# [SHORT PROBLEM]
Nothing but the lines from the one containing "Parse this screenshot: output" to the end of the data should be returned, exactly as written; pictures are omitted.

# [INPUT DATA]
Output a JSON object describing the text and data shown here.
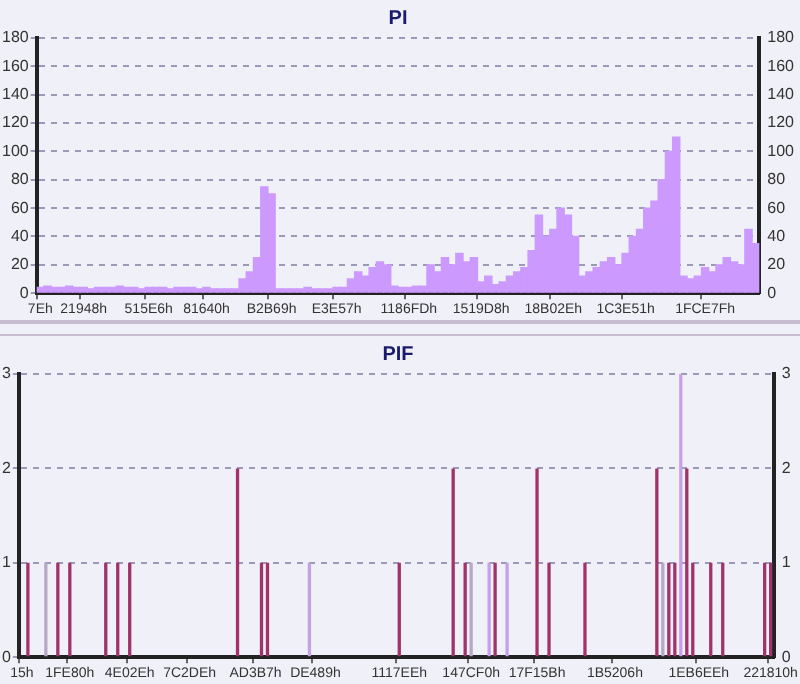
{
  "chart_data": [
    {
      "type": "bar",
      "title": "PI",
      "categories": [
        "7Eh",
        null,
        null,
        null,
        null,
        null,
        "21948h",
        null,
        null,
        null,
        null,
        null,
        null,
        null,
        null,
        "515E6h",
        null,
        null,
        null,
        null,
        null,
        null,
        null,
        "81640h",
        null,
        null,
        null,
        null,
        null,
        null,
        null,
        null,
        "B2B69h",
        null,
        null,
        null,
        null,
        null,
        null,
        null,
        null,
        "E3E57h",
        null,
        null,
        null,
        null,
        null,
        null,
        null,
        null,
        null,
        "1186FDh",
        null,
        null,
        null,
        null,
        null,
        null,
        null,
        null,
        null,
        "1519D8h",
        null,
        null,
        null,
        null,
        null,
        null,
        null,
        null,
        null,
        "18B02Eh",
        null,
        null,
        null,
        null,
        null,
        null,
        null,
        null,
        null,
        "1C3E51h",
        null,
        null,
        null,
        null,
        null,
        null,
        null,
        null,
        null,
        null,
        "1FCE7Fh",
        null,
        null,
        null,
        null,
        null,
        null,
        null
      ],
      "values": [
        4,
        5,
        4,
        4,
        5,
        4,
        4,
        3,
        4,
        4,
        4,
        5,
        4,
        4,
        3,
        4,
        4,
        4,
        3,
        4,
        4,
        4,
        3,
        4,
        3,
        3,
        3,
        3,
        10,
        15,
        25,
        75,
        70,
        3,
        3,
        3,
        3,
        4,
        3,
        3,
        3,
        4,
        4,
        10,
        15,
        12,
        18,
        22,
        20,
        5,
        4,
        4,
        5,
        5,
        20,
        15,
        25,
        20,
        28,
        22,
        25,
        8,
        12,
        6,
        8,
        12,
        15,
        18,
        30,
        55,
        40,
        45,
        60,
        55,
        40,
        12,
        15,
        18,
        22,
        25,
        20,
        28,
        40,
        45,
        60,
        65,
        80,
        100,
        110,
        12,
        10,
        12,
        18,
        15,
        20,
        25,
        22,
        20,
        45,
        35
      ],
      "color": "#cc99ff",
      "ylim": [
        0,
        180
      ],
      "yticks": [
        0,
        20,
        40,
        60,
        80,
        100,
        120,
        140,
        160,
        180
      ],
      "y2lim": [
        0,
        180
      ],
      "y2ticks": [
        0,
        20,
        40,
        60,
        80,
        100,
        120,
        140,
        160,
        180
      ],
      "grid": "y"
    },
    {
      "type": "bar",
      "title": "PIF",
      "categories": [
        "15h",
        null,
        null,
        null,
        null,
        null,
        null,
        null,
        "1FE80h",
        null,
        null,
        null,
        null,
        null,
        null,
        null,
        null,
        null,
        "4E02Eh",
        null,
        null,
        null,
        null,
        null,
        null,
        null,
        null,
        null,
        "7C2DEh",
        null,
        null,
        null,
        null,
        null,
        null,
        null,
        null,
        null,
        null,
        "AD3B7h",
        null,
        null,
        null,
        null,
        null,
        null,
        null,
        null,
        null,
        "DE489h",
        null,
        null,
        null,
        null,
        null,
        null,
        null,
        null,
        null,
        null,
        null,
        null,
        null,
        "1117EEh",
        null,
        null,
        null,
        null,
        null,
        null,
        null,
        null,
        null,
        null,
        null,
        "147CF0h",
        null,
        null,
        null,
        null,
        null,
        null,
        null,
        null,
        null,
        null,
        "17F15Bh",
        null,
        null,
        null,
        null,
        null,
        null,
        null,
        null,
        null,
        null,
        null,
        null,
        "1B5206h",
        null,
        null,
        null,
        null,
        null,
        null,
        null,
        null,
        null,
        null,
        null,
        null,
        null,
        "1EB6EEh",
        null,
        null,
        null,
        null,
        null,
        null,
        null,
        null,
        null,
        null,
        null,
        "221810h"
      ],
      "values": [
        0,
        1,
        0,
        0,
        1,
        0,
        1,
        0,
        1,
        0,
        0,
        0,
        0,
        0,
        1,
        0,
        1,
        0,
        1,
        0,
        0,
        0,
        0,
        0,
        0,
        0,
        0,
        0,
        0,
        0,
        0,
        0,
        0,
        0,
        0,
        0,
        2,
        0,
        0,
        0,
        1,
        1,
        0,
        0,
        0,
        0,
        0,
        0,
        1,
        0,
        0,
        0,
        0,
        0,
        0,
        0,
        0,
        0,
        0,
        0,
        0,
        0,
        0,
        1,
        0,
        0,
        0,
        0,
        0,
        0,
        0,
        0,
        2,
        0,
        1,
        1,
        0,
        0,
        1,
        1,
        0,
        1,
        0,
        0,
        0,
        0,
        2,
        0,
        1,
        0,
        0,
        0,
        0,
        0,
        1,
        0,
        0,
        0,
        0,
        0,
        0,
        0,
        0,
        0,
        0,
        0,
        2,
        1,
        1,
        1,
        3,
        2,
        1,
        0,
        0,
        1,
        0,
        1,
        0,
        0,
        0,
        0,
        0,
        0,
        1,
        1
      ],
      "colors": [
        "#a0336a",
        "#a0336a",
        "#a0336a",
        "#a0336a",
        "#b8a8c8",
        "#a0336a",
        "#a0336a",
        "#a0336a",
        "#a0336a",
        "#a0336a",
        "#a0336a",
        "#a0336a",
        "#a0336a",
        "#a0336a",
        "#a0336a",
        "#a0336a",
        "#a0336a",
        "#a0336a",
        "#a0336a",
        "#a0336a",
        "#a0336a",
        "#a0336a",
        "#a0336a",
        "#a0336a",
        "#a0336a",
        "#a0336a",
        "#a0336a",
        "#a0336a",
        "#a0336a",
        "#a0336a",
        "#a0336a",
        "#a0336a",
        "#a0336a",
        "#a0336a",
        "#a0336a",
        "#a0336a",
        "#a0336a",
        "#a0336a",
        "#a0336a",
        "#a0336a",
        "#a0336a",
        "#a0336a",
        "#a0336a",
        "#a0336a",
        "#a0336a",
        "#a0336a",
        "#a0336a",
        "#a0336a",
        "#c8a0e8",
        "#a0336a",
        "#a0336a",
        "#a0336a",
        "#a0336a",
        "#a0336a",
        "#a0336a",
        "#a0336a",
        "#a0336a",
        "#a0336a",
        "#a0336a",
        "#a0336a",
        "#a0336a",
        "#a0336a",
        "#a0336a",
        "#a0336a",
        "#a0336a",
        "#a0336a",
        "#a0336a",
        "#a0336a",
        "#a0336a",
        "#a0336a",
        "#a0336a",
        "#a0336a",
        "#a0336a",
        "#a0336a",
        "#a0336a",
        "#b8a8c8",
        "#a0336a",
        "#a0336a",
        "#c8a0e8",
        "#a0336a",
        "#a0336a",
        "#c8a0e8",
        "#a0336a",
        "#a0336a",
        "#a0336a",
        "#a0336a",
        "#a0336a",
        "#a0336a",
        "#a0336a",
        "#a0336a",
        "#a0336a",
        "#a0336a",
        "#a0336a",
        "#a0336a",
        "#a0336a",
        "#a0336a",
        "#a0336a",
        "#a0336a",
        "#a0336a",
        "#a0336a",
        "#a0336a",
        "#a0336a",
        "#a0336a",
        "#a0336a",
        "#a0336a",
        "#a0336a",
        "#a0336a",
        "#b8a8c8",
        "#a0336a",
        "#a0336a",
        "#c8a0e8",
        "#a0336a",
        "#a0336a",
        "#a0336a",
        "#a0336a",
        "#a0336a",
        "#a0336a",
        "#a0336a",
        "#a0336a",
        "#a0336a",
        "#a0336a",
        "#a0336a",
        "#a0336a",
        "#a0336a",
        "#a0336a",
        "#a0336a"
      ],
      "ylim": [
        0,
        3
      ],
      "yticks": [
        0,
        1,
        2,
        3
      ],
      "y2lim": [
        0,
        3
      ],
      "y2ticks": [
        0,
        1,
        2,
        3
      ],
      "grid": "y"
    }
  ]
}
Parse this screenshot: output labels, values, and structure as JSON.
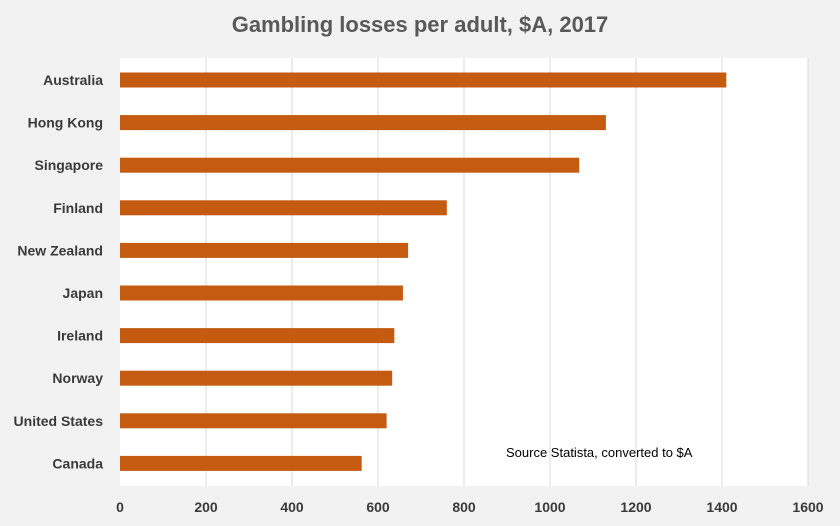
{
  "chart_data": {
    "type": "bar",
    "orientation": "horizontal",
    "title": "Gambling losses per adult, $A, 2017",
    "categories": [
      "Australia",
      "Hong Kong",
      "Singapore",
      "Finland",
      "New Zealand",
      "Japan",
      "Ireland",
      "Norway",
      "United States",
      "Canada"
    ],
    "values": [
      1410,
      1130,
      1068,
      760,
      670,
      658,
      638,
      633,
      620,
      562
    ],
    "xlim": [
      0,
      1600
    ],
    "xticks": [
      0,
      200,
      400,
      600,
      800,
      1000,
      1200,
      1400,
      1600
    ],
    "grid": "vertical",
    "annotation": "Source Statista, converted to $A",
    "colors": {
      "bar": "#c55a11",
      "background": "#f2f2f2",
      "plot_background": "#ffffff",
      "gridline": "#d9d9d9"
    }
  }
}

# [COMPLETED TASK]
Parse this screenshot: output labels, values, and structure as JSON.
{
  "chart_data": {
    "type": "bar",
    "orientation": "horizontal",
    "title": "Gambling losses per adult, $A, 2017",
    "categories": [
      "Australia",
      "Hong Kong",
      "Singapore",
      "Finland",
      "New Zealand",
      "Japan",
      "Ireland",
      "Norway",
      "United States",
      "Canada"
    ],
    "values": [
      1410,
      1130,
      1068,
      760,
      670,
      658,
      638,
      633,
      620,
      562
    ],
    "xlim": [
      0,
      1600
    ],
    "xticks": [
      0,
      200,
      400,
      600,
      800,
      1000,
      1200,
      1400,
      1600
    ],
    "grid": "vertical",
    "annotation": "Source Statista, converted to $A",
    "colors": {
      "bar": "#c55a11",
      "background": "#f2f2f2",
      "plot_background": "#ffffff",
      "gridline": "#d9d9d9"
    }
  }
}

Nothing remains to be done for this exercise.